Data records:
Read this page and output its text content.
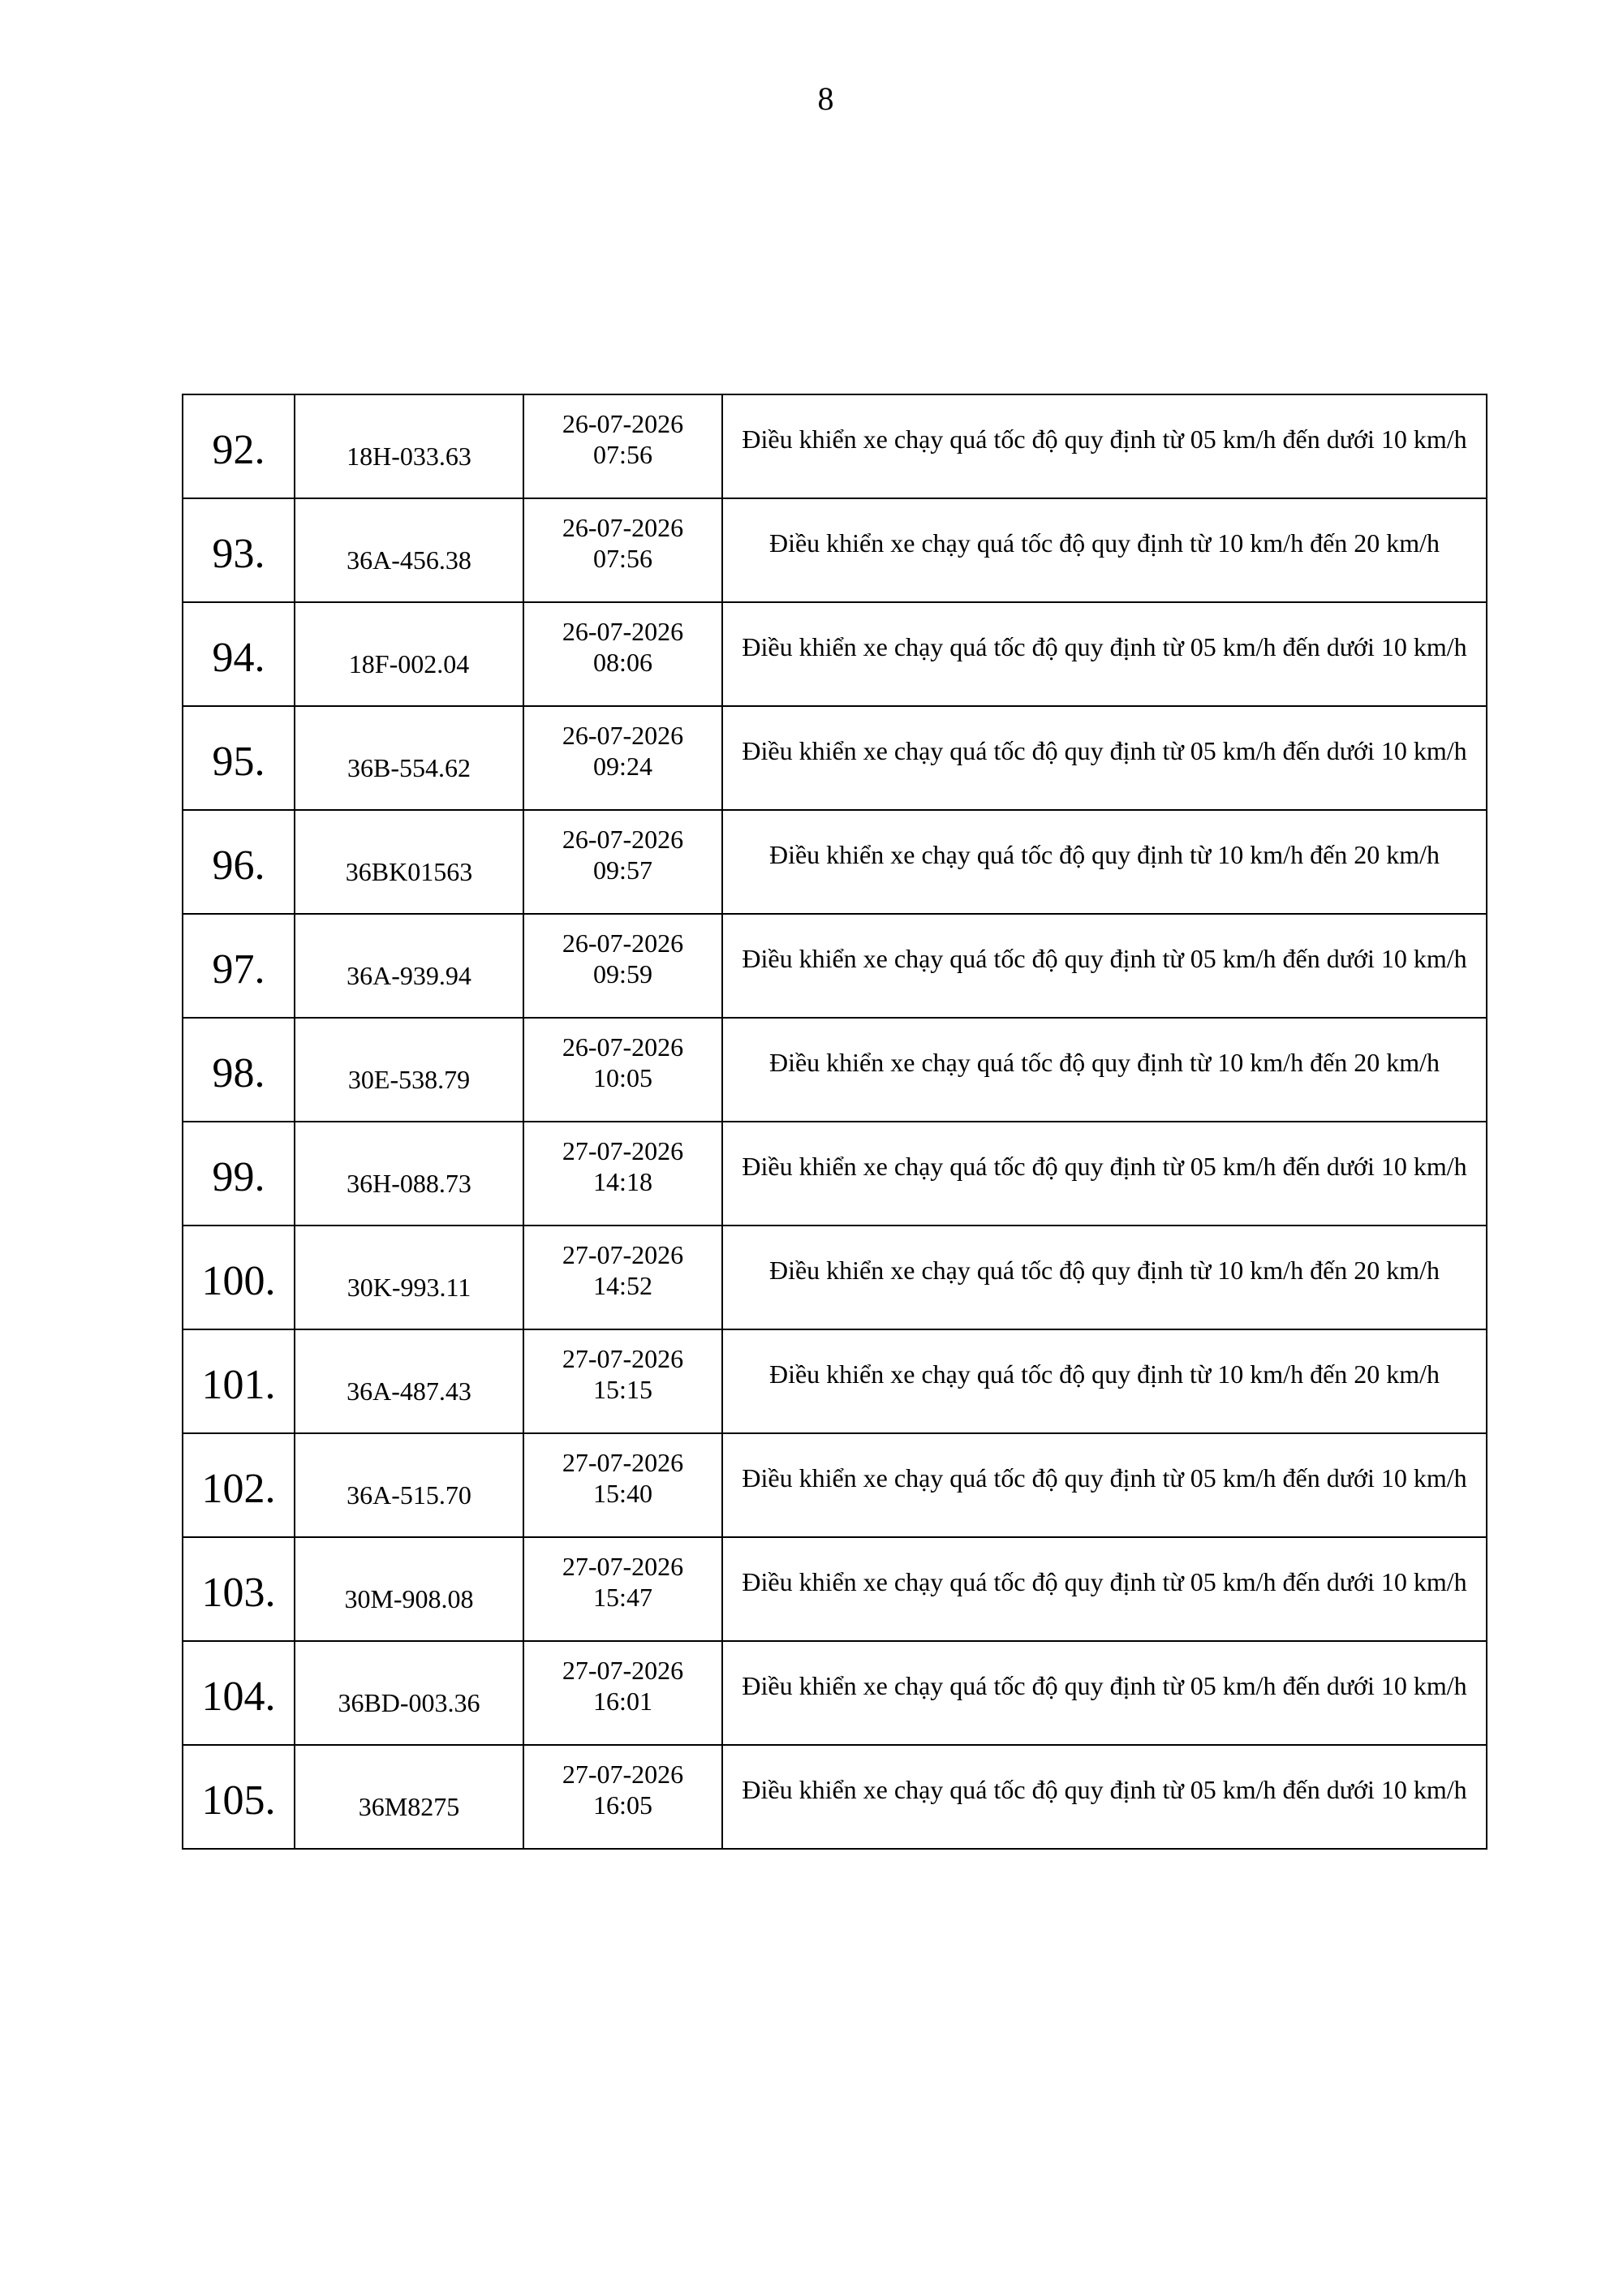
8
92.	18H-033.63	26-07-2026
07:56	Điều khiển xe chạy quá tốc độ quy định từ 05 km/h đến dưới 10 km/h

93.	36A-456.38	26-07-2026
07:56	Điều khiển xe chạy quá tốc độ quy định từ 10 km/h đến 20 km/h

94.	18F-002.04	26-07-2026
08:06	Điều khiển xe chạy quá tốc độ quy định từ 05 km/h đến dưới 10 km/h

95.	36B-554.62	26-07-2026
09:24	Điều khiển xe chạy quá tốc độ quy định từ 05 km/h đến dưới 10 km/h

96.	36BK01563	26-07-2026
09:57	Điều khiển xe chạy quá tốc độ quy định từ 10 km/h đến 20 km/h

97.	36A-939.94	26-07-2026
09:59	Điều khiển xe chạy quá tốc độ quy định từ 05 km/h đến dưới 10 km/h

98.	30E-538.79	26-07-2026
10:05	Điều khiển xe chạy quá tốc độ quy định từ 10 km/h đến 20 km/h

99.	36H-088.73	27-07-2026
14:18	Điều khiển xe chạy quá tốc độ quy định từ 05 km/h đến dưới 10 km/h

100.	30K-993.11	27-07-2026
14:52	Điều khiển xe chạy quá tốc độ quy định từ 10 km/h đến 20 km/h

101.	36A-487.43	27-07-2026
15:15	Điều khiển xe chạy quá tốc độ quy định từ 10 km/h đến 20 km/h

102.	36A-515.70	27-07-2026
15:40	Điều khiển xe chạy quá tốc độ quy định từ 05 km/h đến dưới 10 km/h

103.	30M-908.08	27-07-2026
15:47	Điều khiển xe chạy quá tốc độ quy định từ 05 km/h đến dưới 10 km/h

104.	36BD-003.36	27-07-2026
16:01	Điều khiển xe chạy quá tốc độ quy định từ 05 km/h đến dưới 10 km/h

105.	36M8275	27-07-2026
16:05	Điều khiển xe chạy quá tốc độ quy định từ 05 km/h đến dưới 10 km/h
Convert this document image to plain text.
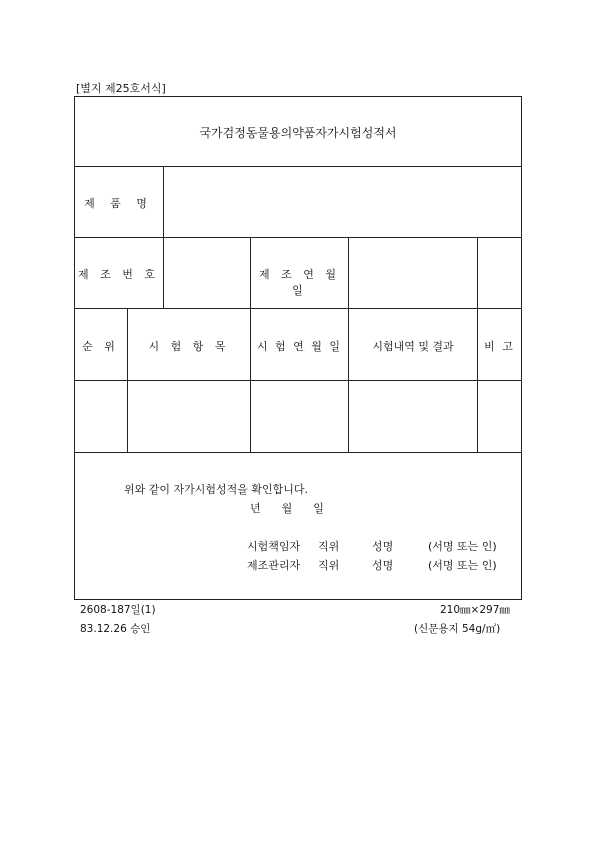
[별지 제25호서식]
국가검정동물용의약품자가시험성적서
제 품 명
제 조 번 호	제 조 연 월 일
순 위	시 험 항 목	시 험 연 월 일	시험내역 및 결과	비 고
위와 같이 자가시험성적을 확인합니다.
년      월      일
시험책임자 직위	성명	(서명 또는 인)
제조관리자 직위	성명	(서명 또는 인)
2608-187일(1)	210㎜×297㎜
83.12.26 승인	(신문용지 54g/㎡)
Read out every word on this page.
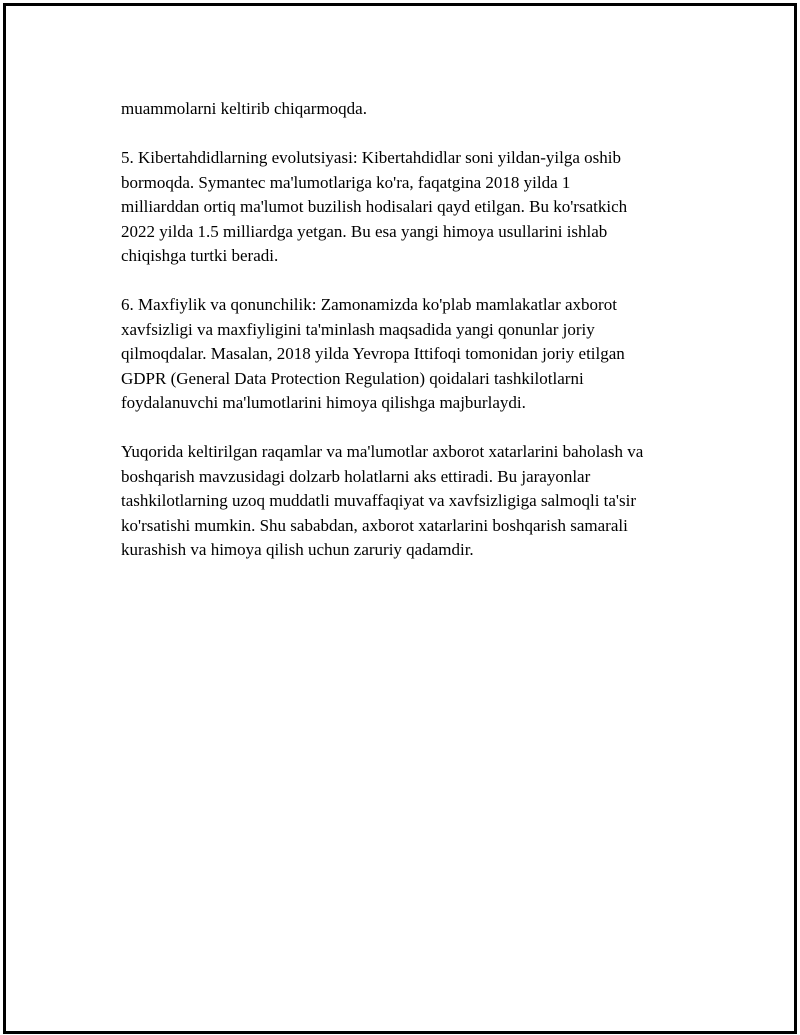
muammolarni keltirib chiqarmoqda.

5. Kibertahdidlarning evolutsiyasi: Kibertahdidlar soni yildan-yilga oshib
bormoqda. Symantec ma'lumotlariga ko'ra, faqatgina 2018 yilda 1
milliarddan ortiq ma'lumot buzilish hodisalari qayd etilgan. Bu ko'rsatkich
2022 yilda 1.5 milliardga yetgan. Bu esa yangi himoya usullarini ishlab
chiqishga turtki beradi.

6. Maxfiylik va qonunchilik: Zamonamizda ko'plab mamlakatlar axborot
xavfsizligi va maxfiyligini ta'minlash maqsadida yangi qonunlar joriy
qilmoqdalar. Masalan, 2018 yilda Yevropa Ittifoqi tomonidan joriy etilgan
GDPR (General Data Protection Regulation) qoidalari tashkilotlarni
foydalanuvchi ma'lumotlarini himoya qilishga majburlaydi.

Yuqorida keltirilgan raqamlar va ma'lumotlar axborot xatarlarini baholash va
boshqarish mavzusidagi dolzarb holatlarni aks ettiradi. Bu jarayonlar
tashkilotlarning uzoq muddatli muvaffaqiyat va xavfsizligiga salmoqli ta'sir
ko'rsatishi mumkin. Shu sababdan, axborot xatarlarini boshqarish samarali
kurashish va himoya qilish uchun zaruriy qadamdir.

• Exercise brief: Skip the images and write out the rest of the listing exactly.

• Solution to this task:
Read this page and output its text content.
8
92.	18H-033.63	26-07-2026
07:56	Điều khiển xe chạy quá tốc độ quy định từ 05 km/h đến dưới 10 km/h

93.	36A-456.38	26-07-2026
07:56	Điều khiển xe chạy quá tốc độ quy định từ 10 km/h đến 20 km/h

94.	18F-002.04	26-07-2026
08:06	Điều khiển xe chạy quá tốc độ quy định từ 05 km/h đến dưới 10 km/h

95.	36B-554.62	26-07-2026
09:24	Điều khiển xe chạy quá tốc độ quy định từ 05 km/h đến dưới 10 km/h

96.	36BK01563	26-07-2026
09:57	Điều khiển xe chạy quá tốc độ quy định từ 10 km/h đến 20 km/h

97.	36A-939.94	26-07-2026
09:59	Điều khiển xe chạy quá tốc độ quy định từ 05 km/h đến dưới 10 km/h

98.	30E-538.79	26-07-2026
10:05	Điều khiển xe chạy quá tốc độ quy định từ 10 km/h đến 20 km/h

99.	36H-088.73	27-07-2026
14:18	Điều khiển xe chạy quá tốc độ quy định từ 05 km/h đến dưới 10 km/h

100.	30K-993.11	27-07-2026
14:52	Điều khiển xe chạy quá tốc độ quy định từ 10 km/h đến 20 km/h

101.	36A-487.43	27-07-2026
15:15	Điều khiển xe chạy quá tốc độ quy định từ 10 km/h đến 20 km/h

102.	36A-515.70	27-07-2026
15:40	Điều khiển xe chạy quá tốc độ quy định từ 05 km/h đến dưới 10 km/h

103.	30M-908.08	27-07-2026
15:47	Điều khiển xe chạy quá tốc độ quy định từ 05 km/h đến dưới 10 km/h

104.	36BD-003.36	27-07-2026
16:01	Điều khiển xe chạy quá tốc độ quy định từ 05 km/h đến dưới 10 km/h

105.	36M8275	27-07-2026
16:05	Điều khiển xe chạy quá tốc độ quy định từ 05 km/h đến dưới 10 km/h
Convert this document image to plain text.
[별지 제25호서식]
국가검정동물용의약품자가시험성적서
제 품 명
제 조 번 호	제 조 연 월 일
순 위	시 험 항 목	시 험 연 월 일	시험내역 및 결과	비 고
위와 같이 자가시험성적을 확인합니다.
년      월      일
시험책임자 직위	성명	(서명 또는 인)
제조관리자 직위	성명	(서명 또는 인)
2608-187일(1)	210㎜×297㎜
83.12.26 승인	(신문용지 54g/㎡)
Read out every word on this page.
muammolarni keltirib chiqarmoqda.

5. Kibertahdidlarning evolutsiyasi: Kibertahdidlar soni yildan-yilga oshib
bormoqda. Symantec ma'lumotlariga ko'ra, faqatgina 2018 yilda 1
milliarddan ortiq ma'lumot buzilish hodisalari qayd etilgan. Bu ko'rsatkich
2022 yilda 1.5 milliardga yetgan. Bu esa yangi himoya usullarini ishlab
chiqishga turtki beradi.

6. Maxfiylik va qonunchilik: Zamonamizda ko'plab mamlakatlar axborot
xavfsizligi va maxfiyligini ta'minlash maqsadida yangi qonunlar joriy
qilmoqdalar. Masalan, 2018 yilda Yevropa Ittifoqi tomonidan joriy etilgan
GDPR (General Data Protection Regulation) qoidalari tashkilotlarni
foydalanuvchi ma'lumotlarini himoya qilishga majburlaydi.

Yuqorida keltirilgan raqamlar va ma'lumotlar axborot xatarlarini baholash va
boshqarish mavzusidagi dolzarb holatlarni aks ettiradi. Bu jarayonlar
tashkilotlarning uzoq muddatli muvaffaqiyat va xavfsizligiga salmoqli ta'sir
ko'rsatishi mumkin. Shu sababdan, axborot xatarlarini boshqarish samarali
kurashish va himoya qilish uchun zaruriy qadamdir.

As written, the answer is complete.